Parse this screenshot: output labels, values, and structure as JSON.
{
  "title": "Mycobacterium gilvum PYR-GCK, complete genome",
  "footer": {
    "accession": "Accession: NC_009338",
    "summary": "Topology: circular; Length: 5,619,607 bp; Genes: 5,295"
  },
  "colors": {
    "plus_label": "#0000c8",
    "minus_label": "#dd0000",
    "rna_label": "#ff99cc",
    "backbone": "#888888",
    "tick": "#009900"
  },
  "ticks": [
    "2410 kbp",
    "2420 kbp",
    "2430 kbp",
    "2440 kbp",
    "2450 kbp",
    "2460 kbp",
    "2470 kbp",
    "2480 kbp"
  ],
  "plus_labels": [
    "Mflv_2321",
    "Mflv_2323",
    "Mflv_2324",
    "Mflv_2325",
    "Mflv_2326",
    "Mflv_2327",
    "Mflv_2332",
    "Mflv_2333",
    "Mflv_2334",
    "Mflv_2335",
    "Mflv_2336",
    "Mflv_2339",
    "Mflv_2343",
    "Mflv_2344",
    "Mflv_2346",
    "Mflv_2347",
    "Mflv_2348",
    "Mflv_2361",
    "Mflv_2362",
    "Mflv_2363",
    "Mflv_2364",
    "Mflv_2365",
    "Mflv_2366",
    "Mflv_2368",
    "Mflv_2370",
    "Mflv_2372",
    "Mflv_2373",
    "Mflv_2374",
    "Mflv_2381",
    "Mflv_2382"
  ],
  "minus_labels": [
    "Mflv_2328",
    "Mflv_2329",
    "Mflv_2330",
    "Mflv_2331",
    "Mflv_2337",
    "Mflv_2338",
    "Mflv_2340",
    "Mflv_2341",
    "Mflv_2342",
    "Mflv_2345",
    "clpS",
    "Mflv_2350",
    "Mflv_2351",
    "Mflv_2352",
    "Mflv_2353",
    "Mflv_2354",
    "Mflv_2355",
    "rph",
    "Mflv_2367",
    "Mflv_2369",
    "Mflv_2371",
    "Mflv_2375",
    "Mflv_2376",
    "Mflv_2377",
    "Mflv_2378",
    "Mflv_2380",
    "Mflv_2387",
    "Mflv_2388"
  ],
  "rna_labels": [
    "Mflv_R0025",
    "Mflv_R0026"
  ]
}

++++++

■ Exercise goal ■
Your answer should be the whole listing above, repeated exactly as it appears.

■ Exercise output ■
Parse this screenshot: output labels, values, and structure as JSON.
{
  "title": "Mycobacterium gilvum PYR-GCK, complete genome",
  "footer": {
    "accession": "Accession: NC_009338",
    "summary": "Topology: circular; Length: 5,619,607 bp; Genes: 5,295"
  },
  "colors": {
    "plus_label": "#0000c8",
    "minus_label": "#dd0000",
    "rna_label": "#ff99cc",
    "backbone": "#888888",
    "tick": "#009900"
  },
  "ticks": [
    "2410 kbp",
    "2420 kbp",
    "2430 kbp",
    "2440 kbp",
    "2450 kbp",
    "2460 kbp",
    "2470 kbp",
    "2480 kbp"
  ],
  "plus_labels": [
    "Mflv_2321",
    "Mflv_2323",
    "Mflv_2324",
    "Mflv_2325",
    "Mflv_2326",
    "Mflv_2327",
    "Mflv_2332",
    "Mflv_2333",
    "Mflv_2334",
    "Mflv_2335",
    "Mflv_2336",
    "Mflv_2339",
    "Mflv_2343",
    "Mflv_2344",
    "Mflv_2346",
    "Mflv_2347",
    "Mflv_2348",
    "Mflv_2361",
    "Mflv_2362",
    "Mflv_2363",
    "Mflv_2364",
    "Mflv_2365",
    "Mflv_2366",
    "Mflv_2368",
    "Mflv_2370",
    "Mflv_2372",
    "Mflv_2373",
    "Mflv_2374",
    "Mflv_2381",
    "Mflv_2382"
  ],
  "minus_labels": [
    "Mflv_2328",
    "Mflv_2329",
    "Mflv_2330",
    "Mflv_2331",
    "Mflv_2337",
    "Mflv_2338",
    "Mflv_2340",
    "Mflv_2341",
    "Mflv_2342",
    "Mflv_2345",
    "clpS",
    "Mflv_2350",
    "Mflv_2351",
    "Mflv_2352",
    "Mflv_2353",
    "Mflv_2354",
    "Mflv_2355",
    "rph",
    "Mflv_2367",
    "Mflv_2369",
    "Mflv_2371",
    "Mflv_2375",
    "Mflv_2376",
    "Mflv_2377",
    "Mflv_2378",
    "Mflv_2380",
    "Mflv_2387",
    "Mflv_2388"
  ],
  "rna_labels": [
    "Mflv_R0025",
    "Mflv_R0026"
  ]
}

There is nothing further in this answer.